▶ What the exercise asks:
Which lines have the string "Estimate"? Copy all of them from the entries below.
─── Provided data
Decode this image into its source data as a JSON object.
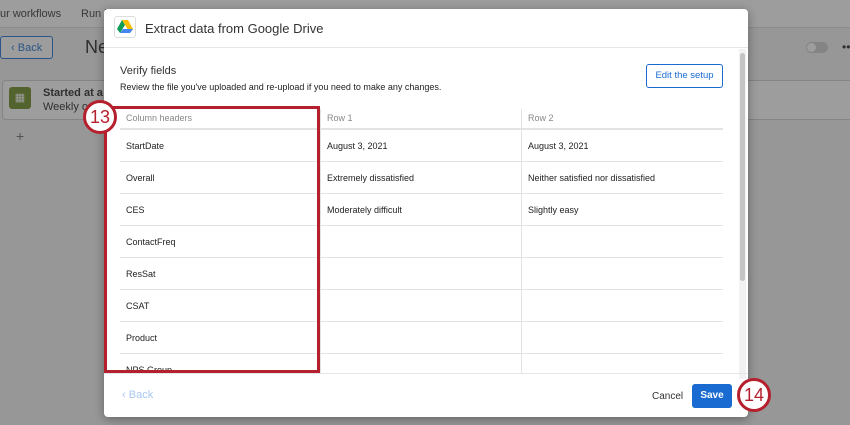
{
  "background": {
    "nav": [
      "ur workflows",
      "Run h"
    ],
    "back_label": "Back",
    "page_title_partial": "Ne",
    "card_title": "Started at a sp",
    "card_sub": "Weekly on",
    "plus": "+",
    "more": "••"
  },
  "modal": {
    "title": "Extract data from Google Drive",
    "section_title": "Verify fields",
    "section_desc": "Review the file you've uploaded and re-upload if you need to make any changes.",
    "edit_button": "Edit the setup",
    "columns": [
      "Column headers",
      "Row 1",
      "Row 2"
    ],
    "rows": [
      [
        "StartDate",
        "August 3, 2021",
        "August 3, 2021"
      ],
      [
        "Overall",
        "Extremely dissatisfied",
        "Neither satisfied nor dissatisfied"
      ],
      [
        "CES",
        "Moderately difficult",
        "Slightly easy"
      ],
      [
        "ContactFreq",
        "",
        ""
      ],
      [
        "ResSat",
        "",
        ""
      ],
      [
        "CSAT",
        "",
        ""
      ],
      [
        "Product",
        "",
        ""
      ],
      [
        "NPS Group",
        "",
        ""
      ]
    ],
    "back_label": "Back",
    "cancel_label": "Cancel",
    "save_label": "Save"
  },
  "annotations": [
    "13",
    "14"
  ],
  "colors": {
    "accent": "#1a6bd1",
    "annotation": "#b5202e"
  }
}
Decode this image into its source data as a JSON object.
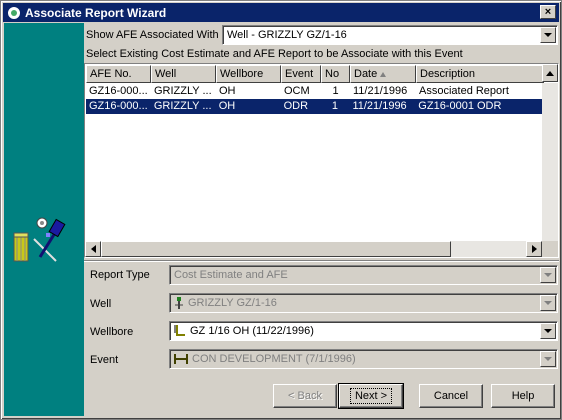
{
  "window": {
    "title": "Associate Report Wizard",
    "close_label": "×"
  },
  "filter": {
    "label": "Show AFE Associated With",
    "value": "Well - GRIZZLY GZ/1-16"
  },
  "instruction": "Select Existing Cost Estimate and AFE Report to be Associate with this Event",
  "grid": {
    "columns": [
      "AFE No.",
      "Well",
      "Wellbore",
      "Event",
      "No",
      "Date",
      "Description"
    ],
    "rows": [
      {
        "afe": "GZ16-000...",
        "well": "GRIZZLY ...",
        "wellbore": "OH",
        "event": "OCM",
        "no": "1",
        "date": "11/21/1996",
        "description": "Associated Report",
        "selected": false
      },
      {
        "afe": "GZ16-000...",
        "well": "GRIZZLY ...",
        "wellbore": "OH",
        "event": "ODR",
        "no": "1",
        "date": "11/21/1996",
        "description": "GZ16-0001 ODR",
        "selected": true
      }
    ]
  },
  "fields": {
    "report_type": {
      "label": "Report Type",
      "value": "Cost Estimate and AFE",
      "icon": "",
      "disabled": true
    },
    "well": {
      "label": "Well",
      "value": "GRIZZLY GZ/1-16",
      "icon": "well-icon",
      "disabled": true
    },
    "wellbore": {
      "label": "Wellbore",
      "value": "GZ 1/16 OH (11/22/1996)",
      "icon": "wellbore-icon",
      "disabled": false
    },
    "event": {
      "label": "Event",
      "value": "CON DEVELOPMENT (7/1/1996)",
      "icon": "event-icon",
      "disabled": true
    }
  },
  "buttons": {
    "back": "< Back",
    "next": "Next >",
    "cancel": "Cancel",
    "help": "Help"
  },
  "colors": {
    "title_bar": "#0a246a",
    "side_panel": "#008080",
    "selection": "#0a246a",
    "face": "#d4d0c8"
  }
}
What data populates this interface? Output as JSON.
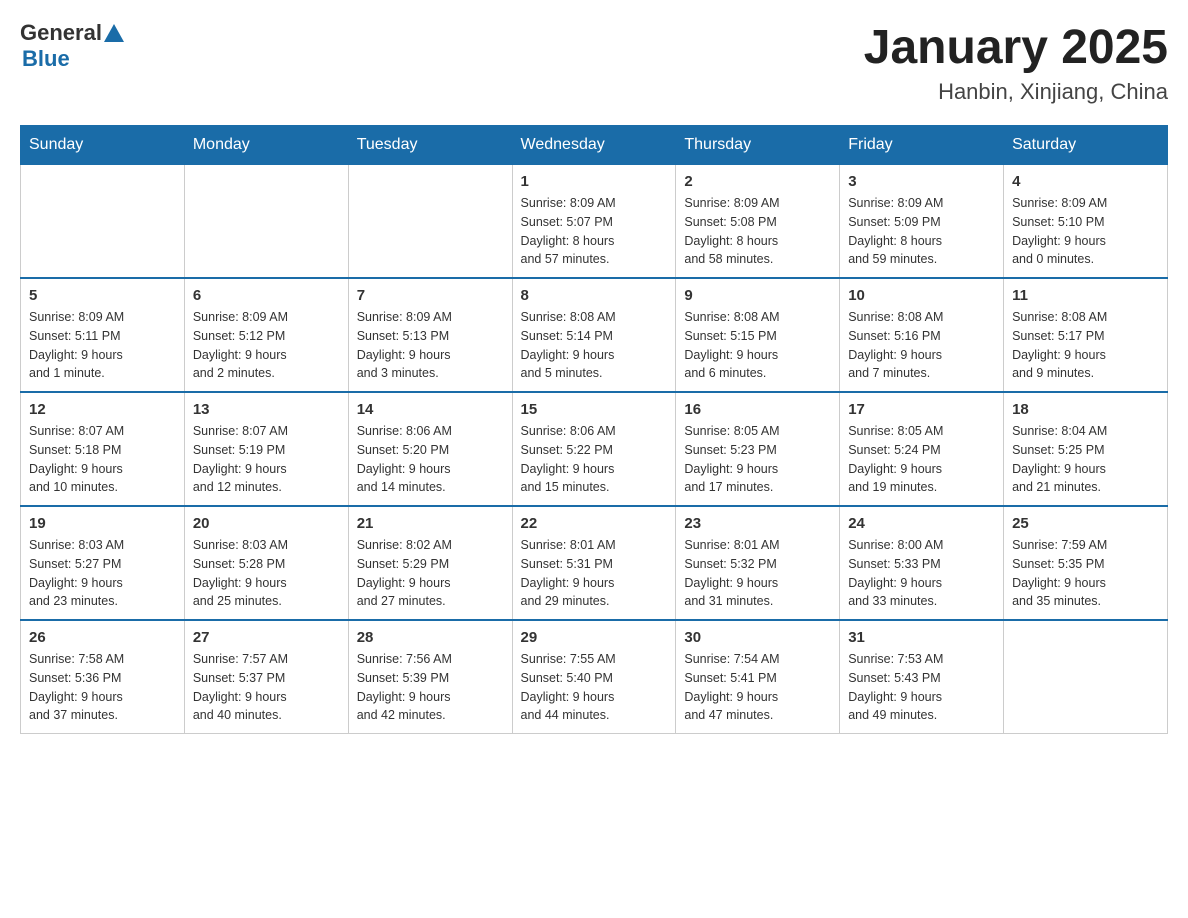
──────
▶ Reply:
  "instruction": "Select Existing Cost Estimate and AFE Report to be Associate with this Event",
      "value": "Cost Estimate and AFE",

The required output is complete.